BEGIN Given records
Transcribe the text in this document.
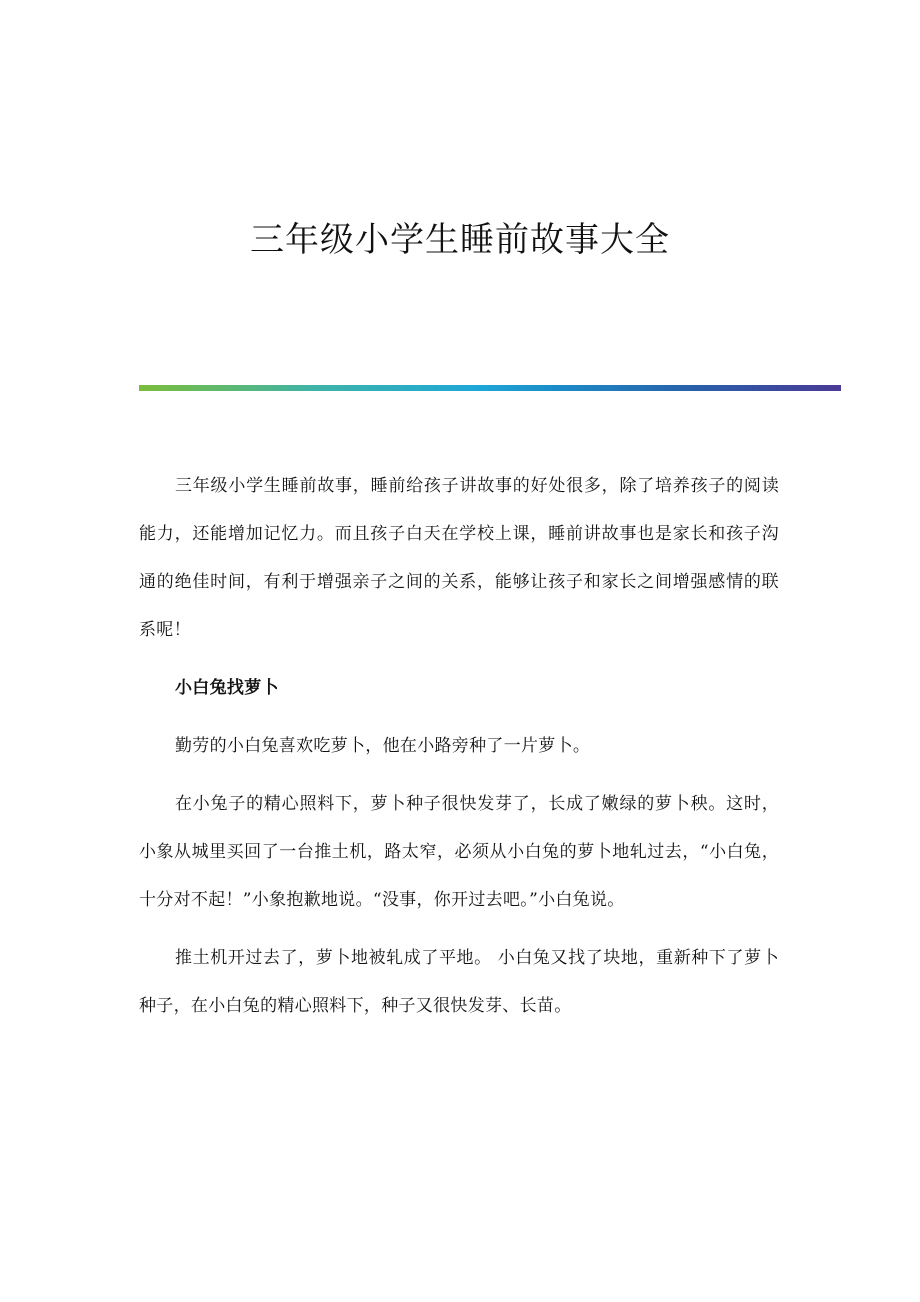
三年级小学生睡前故事大全

三年级小学生睡前故事，睡前给孩子讲故事的好处很多，除了培养孩子的阅读能力，还能增加记忆力。而且孩子白天在学校上课，睡前讲故事也是家长和孩子沟通的绝佳时间，有利于增强亲子之间的关系，能够让孩子和家长之间增强感情的联系呢！

小白兔找萝卜

勤劳的小白兔喜欢吃萝卜，他在小路旁种了一片萝卜。

在小兔子的精心照料下，萝卜种子很快发芽了，长成了嫩绿的萝卜秧。这时，小象从城里买回了一台推土机，路太窄，必须从小白兔的萝卜地轧过去，“小白兔，十分对不起！”小象抱歉地说。“没事，你开过去吧。”小白兔说。

推土机开过去了，萝卜地被轧成了平地。 小白兔又找了块地，重新种下了萝卜种子，在小白兔的精心照料下，种子又很快发芽、长苗。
END Given records
◆ Task details
Quote the records in full and exactly; skip any image.

◆ Solution to the problem
Transcribe the text in this document.
三年级小学生睡前故事大全

三年级小学生睡前故事，睡前给孩子讲故事的好处很多，除了培养孩子的阅读能力，还能增加记忆力。而且孩子白天在学校上课，睡前讲故事也是家长和孩子沟通的绝佳时间，有利于增强亲子之间的关系，能够让孩子和家长之间增强感情的联系呢！

小白兔找萝卜

勤劳的小白兔喜欢吃萝卜，他在小路旁种了一片萝卜。

在小兔子的精心照料下，萝卜种子很快发芽了，长成了嫩绿的萝卜秧。这时，小象从城里买回了一台推土机，路太窄，必须从小白兔的萝卜地轧过去，“小白兔，十分对不起！”小象抱歉地说。“没事，你开过去吧。”小白兔说。

推土机开过去了，萝卜地被轧成了平地。 小白兔又找了块地，重新种下了萝卜种子，在小白兔的精心照料下，种子又很快发芽、长苗。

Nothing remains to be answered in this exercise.